Source data section start

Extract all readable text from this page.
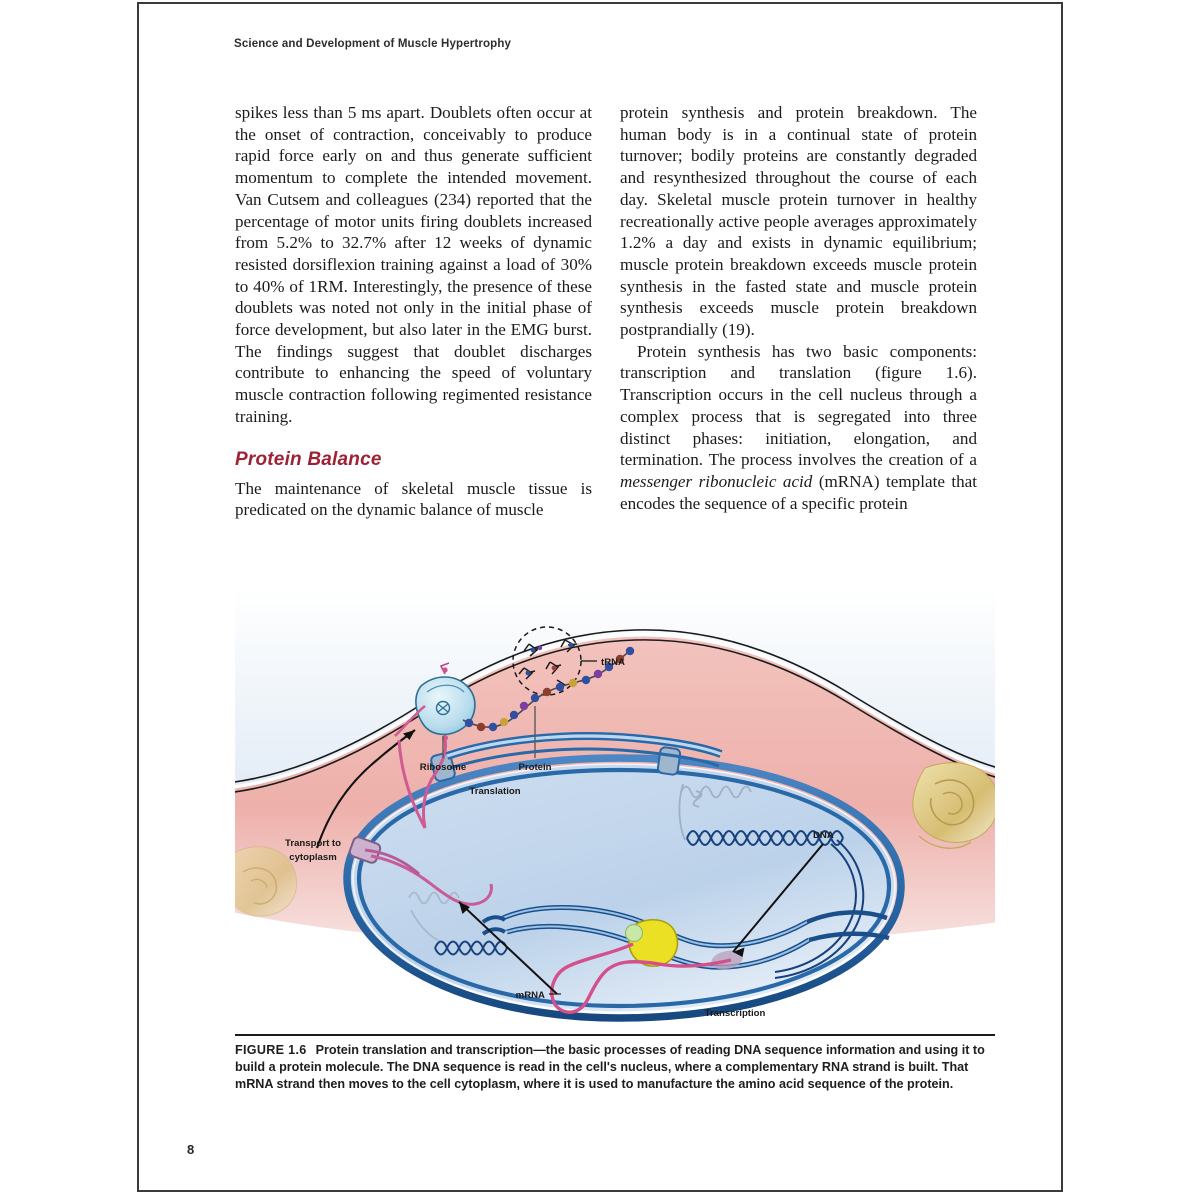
Science and Development of Muscle Hypertrophy

spikes less than 5 ms apart. Doublets often occur at the onset of contraction, conceivably to produce rapid force early on and thus generate sufficient momentum to complete the intended movement. Van Cutsem and colleagues (234) reported that the percentage of motor units firing doublets increased from 5.2% to 32.7% after 12 weeks of dynamic resisted dorsiflexion training against a load of 30% to 40% of 1RM. Interestingly, the presence of these doublets was noted not only in the initial phase of force development, but also later in the EMG burst. The findings suggest that doublet discharges contribute to enhancing the speed of voluntary muscle contraction following regimented resistance training.

Protein Balance

The maintenance of skeletal muscle tissue is predicated on the dynamic balance of muscle

protein synthesis and protein breakdown. The human body is in a continual state of protein turnover; bodily proteins are constantly degraded and resynthesized throughout the course of each day. Skeletal muscle protein turnover in healthy recreationally active people averages approximately 1.2% a day and exists in dynamic equilibrium; muscle protein breakdown exceeds muscle protein synthesis in the fasted state and muscle protein synthesis exceeds muscle protein breakdown postprandially (19).

Protein synthesis has two basic components: transcription and translation (figure 1.6). Transcription occurs in the cell nucleus through a complex process that is segregated into three distinct phases: initiation, elongation, and termination. The process involves the creation of a messenger ribonucleic acid (mRNA) template that encodes the sequence of a specific protein

tRNA
Ribosome	Protein
Translation
Transport to
cytoplasm
DNA
mRNA
Transcription
FIGURE 1.6 Protein translation and transcription—the basic processes of reading DNA sequence information and using it to build a protein molecule. The DNA sequence is read in the cell's nucleus, where a complementary RNA strand is built. That mRNA strand then moves to the cell cytoplasm, where it is used to manufacture the amino acid sequence of the protein.
8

Source data section end

▶ [About this task]: Each line of the data above should be reproduced without alteration, and no picture should appear in the copy.

▶ [Answer box]:
Extract all readable text from this page.
Science and Development of Muscle Hypertrophy

spikes less than 5 ms apart. Doublets often occur at the onset of contraction, conceivably to produce rapid force early on and thus generate sufficient momentum to complete the intended movement. Van Cutsem and colleagues (234) reported that the percentage of motor units firing doublets increased from 5.2% to 32.7% after 12 weeks of dynamic resisted dorsiflexion training against a load of 30% to 40% of 1RM. Interestingly, the presence of these doublets was noted not only in the initial phase of force development, but also later in the EMG burst. The findings suggest that doublet discharges contribute to enhancing the speed of voluntary muscle contraction following regimented resistance training.

Protein Balance

The maintenance of skeletal muscle tissue is predicated on the dynamic balance of muscle

protein synthesis and protein breakdown. The human body is in a continual state of protein turnover; bodily proteins are constantly degraded and resynthesized throughout the course of each day. Skeletal muscle protein turnover in healthy recreationally active people averages approximately 1.2% a day and exists in dynamic equilibrium; muscle protein breakdown exceeds muscle protein synthesis in the fasted state and muscle protein synthesis exceeds muscle protein breakdown postprandially (19).

Protein synthesis has two basic components: transcription and translation (figure 1.6). Transcription occurs in the cell nucleus through a complex process that is segregated into three distinct phases: initiation, elongation, and termination. The process involves the creation of a messenger ribonucleic acid (mRNA) template that encodes the sequence of a specific protein

tRNA
Ribosome	Protein
Translation
Transport to
cytoplasm
DNA
mRNA
Transcription
FIGURE 1.6 Protein translation and transcription—the basic processes of reading DNA sequence information and using it to build a protein molecule. The DNA sequence is read in the cell's nucleus, where a complementary RNA strand is built. That mRNA strand then moves to the cell cytoplasm, where it is used to manufacture the amino acid sequence of the protein.
8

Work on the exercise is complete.